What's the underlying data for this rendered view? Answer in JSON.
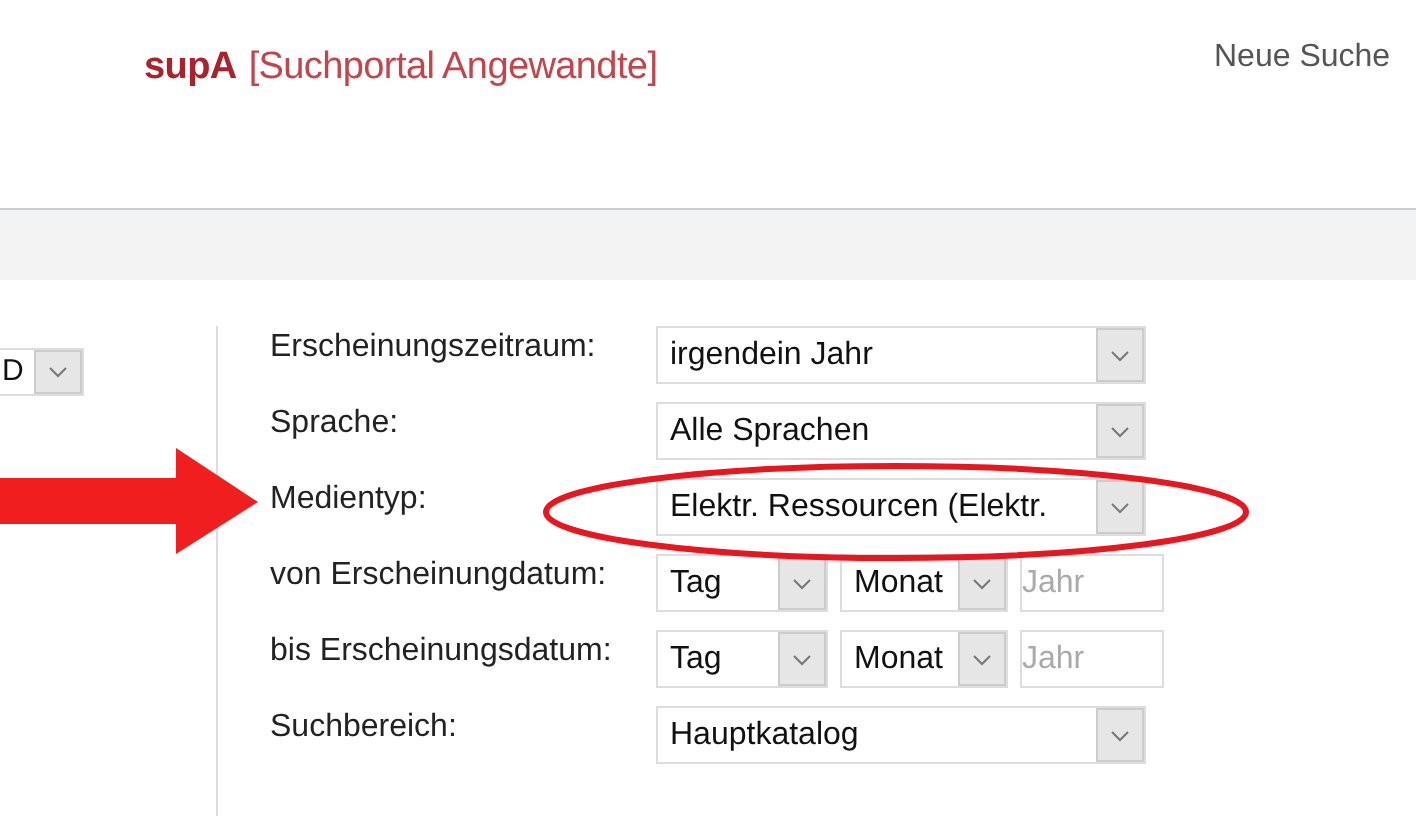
{
  "header": {
    "logo_short": "supA",
    "logo_long": "[Suchportal Angewandte]",
    "nav_link": "Neue Suche"
  },
  "left_select": {
    "value": "D"
  },
  "fields": [
    {
      "label": "Erscheinungszeitraum:",
      "kind": "select",
      "value": "irgendein Jahr"
    },
    {
      "label": "Sprache:",
      "kind": "select",
      "value": "Alle Sprachen"
    },
    {
      "label": "Medientyp:",
      "kind": "select",
      "value": "Elektr. Ressourcen (Elektr."
    },
    {
      "label": "von Erscheinungdatum:",
      "kind": "date",
      "day": "Tag",
      "month": "Monat",
      "year_placeholder": "Jahr"
    },
    {
      "label": "bis Erscheinungsdatum:",
      "kind": "date",
      "day": "Tag",
      "month": "Monat",
      "year_placeholder": "Jahr"
    },
    {
      "label": "Suchbereich:",
      "kind": "select",
      "value": "Hauptkatalog"
    }
  ],
  "annotations": {
    "arrow_shown": true,
    "ellipse_shown": true
  }
}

## [Work to do]
Show all lines from the listing above in which "label" appears.

## [Result of this task]
      "label": "Erscheinungszeitraum:",
      "label": "Sprache:",
      "label": "Medientyp:",
      "label": "von Erscheinungdatum:",
      "label": "bis Erscheinungsdatum:",
      "label": "Suchbereich:",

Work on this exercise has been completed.